[[ Data under study open ]]
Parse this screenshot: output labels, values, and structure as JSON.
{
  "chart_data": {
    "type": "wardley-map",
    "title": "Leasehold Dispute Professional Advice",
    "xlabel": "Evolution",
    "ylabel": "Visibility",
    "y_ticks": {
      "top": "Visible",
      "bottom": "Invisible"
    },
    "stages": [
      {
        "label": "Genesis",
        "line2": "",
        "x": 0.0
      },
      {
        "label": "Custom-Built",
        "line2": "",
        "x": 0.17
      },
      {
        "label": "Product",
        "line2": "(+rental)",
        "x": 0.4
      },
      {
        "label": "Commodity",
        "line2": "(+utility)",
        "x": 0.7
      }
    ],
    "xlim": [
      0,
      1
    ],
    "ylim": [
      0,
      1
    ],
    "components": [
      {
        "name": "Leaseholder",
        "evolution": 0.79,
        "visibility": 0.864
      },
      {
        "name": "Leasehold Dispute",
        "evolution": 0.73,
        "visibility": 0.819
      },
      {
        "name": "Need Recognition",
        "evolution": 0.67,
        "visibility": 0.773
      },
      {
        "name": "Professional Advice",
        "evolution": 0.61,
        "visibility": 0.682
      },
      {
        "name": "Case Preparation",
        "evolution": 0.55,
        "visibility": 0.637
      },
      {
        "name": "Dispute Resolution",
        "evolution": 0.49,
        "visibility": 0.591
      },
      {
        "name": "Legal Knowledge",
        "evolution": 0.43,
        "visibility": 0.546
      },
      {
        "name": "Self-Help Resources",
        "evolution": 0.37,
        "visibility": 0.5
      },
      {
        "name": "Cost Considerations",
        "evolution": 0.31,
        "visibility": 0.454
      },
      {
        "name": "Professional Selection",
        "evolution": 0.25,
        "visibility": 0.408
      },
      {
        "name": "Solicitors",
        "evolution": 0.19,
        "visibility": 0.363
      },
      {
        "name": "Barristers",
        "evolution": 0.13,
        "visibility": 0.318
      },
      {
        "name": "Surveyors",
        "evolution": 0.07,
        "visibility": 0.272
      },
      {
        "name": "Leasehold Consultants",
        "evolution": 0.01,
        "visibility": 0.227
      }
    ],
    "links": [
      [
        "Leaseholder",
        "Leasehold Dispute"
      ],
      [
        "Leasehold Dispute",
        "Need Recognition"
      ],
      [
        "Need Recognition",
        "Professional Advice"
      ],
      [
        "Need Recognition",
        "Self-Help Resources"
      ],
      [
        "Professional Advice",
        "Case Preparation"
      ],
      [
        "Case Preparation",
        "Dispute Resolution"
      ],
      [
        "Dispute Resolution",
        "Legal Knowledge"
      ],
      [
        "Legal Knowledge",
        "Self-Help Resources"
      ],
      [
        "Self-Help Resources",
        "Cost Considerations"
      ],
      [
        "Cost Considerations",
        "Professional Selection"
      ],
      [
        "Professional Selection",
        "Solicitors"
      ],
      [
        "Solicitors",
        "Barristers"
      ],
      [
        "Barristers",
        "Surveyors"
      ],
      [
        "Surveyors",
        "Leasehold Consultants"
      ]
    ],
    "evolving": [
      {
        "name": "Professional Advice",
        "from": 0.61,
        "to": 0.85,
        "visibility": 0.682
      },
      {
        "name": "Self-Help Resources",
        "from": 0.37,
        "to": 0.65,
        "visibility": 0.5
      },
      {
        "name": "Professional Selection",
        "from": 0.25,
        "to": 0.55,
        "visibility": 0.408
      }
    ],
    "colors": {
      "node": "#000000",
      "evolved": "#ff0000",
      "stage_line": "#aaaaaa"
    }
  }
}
[[ Data under study closed ]]
Your answer must be every line from the listing above that holds the string "Dispute".

Response area>
    "title": "Leasehold Dispute Professional Advice",
        "name": "Leasehold Dispute",
        "name": "Dispute Resolution",
        "Leasehold Dispute"
        "Leasehold Dispute",
        "Dispute Resolution"
        "Dispute Resolution",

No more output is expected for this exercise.